SET PROBLEM: Word for word, print each line of the listing below; pictures stay out.

▬▬▬

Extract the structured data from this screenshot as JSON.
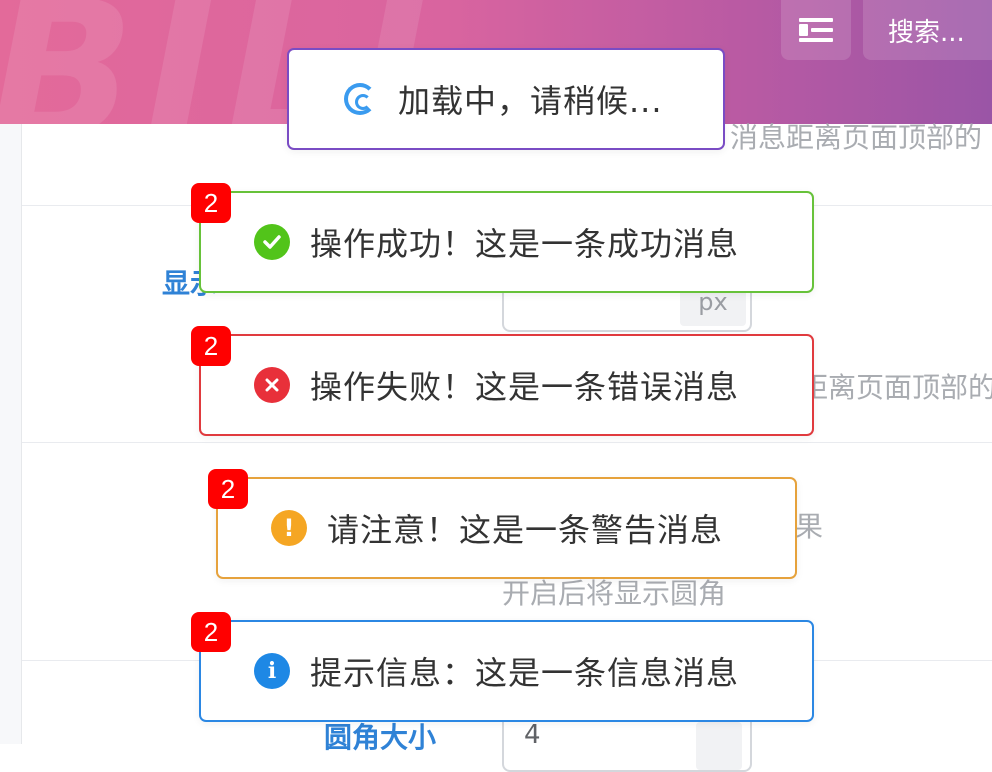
{
  "header": {
    "watermark": "BILI",
    "menu_icon": "menu-fold-icon",
    "search_label": "搜索..."
  },
  "background": {
    "hint_top": "消息距离页面顶部的",
    "label_offset": "显示",
    "offset_unit": "px",
    "hint_offset": "距离页面顶部的",
    "hint_effect": "果",
    "hint_rounded": "开启后将显示圆角",
    "label_radius": "圆角大小",
    "radius_value": "4"
  },
  "toasts": {
    "loading": {
      "text": "加载中，请稍候...",
      "color": "#7a4cc4",
      "icon": "loading-spinner-icon"
    },
    "success": {
      "text": "操作成功！这是一条成功消息",
      "badge": "2",
      "color": "#67c23a",
      "icon": "check-badge-icon"
    },
    "error": {
      "text": "操作失败！这是一条错误消息",
      "badge": "2",
      "color": "#e03a3e",
      "icon": "close-circle-icon"
    },
    "warning": {
      "text": "请注意！这是一条警告消息",
      "badge": "2",
      "color": "#e6a23c",
      "icon": "exclamation-circle-icon"
    },
    "info": {
      "text": "提示信息：这是一条信息消息",
      "badge": "2",
      "color": "#2b87e3",
      "icon": "info-circle-icon"
    }
  }
}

▬▬▬

EXPECTED OUTPUT:
Extract the structured data from this screenshot as JSON.
{
  "header": {
    "watermark": "BILI",
    "menu_icon": "menu-fold-icon",
    "search_label": "搜索..."
  },
  "background": {
    "hint_top": "消息距离页面顶部的",
    "label_offset": "显示",
    "offset_unit": "px",
    "hint_offset": "距离页面顶部的",
    "hint_effect": "果",
    "hint_rounded": "开启后将显示圆角",
    "label_radius": "圆角大小",
    "radius_value": "4"
  },
  "toasts": {
    "loading": {
      "text": "加载中，请稍候...",
      "color": "#7a4cc4",
      "icon": "loading-spinner-icon"
    },
    "success": {
      "text": "操作成功！这是一条成功消息",
      "badge": "2",
      "color": "#67c23a",
      "icon": "check-badge-icon"
    },
    "error": {
      "text": "操作失败！这是一条错误消息",
      "badge": "2",
      "color": "#e03a3e",
      "icon": "close-circle-icon"
    },
    "warning": {
      "text": "请注意！这是一条警告消息",
      "badge": "2",
      "color": "#e6a23c",
      "icon": "exclamation-circle-icon"
    },
    "info": {
      "text": "提示信息：这是一条信息消息",
      "badge": "2",
      "color": "#2b87e3",
      "icon": "info-circle-icon"
    }
  }
}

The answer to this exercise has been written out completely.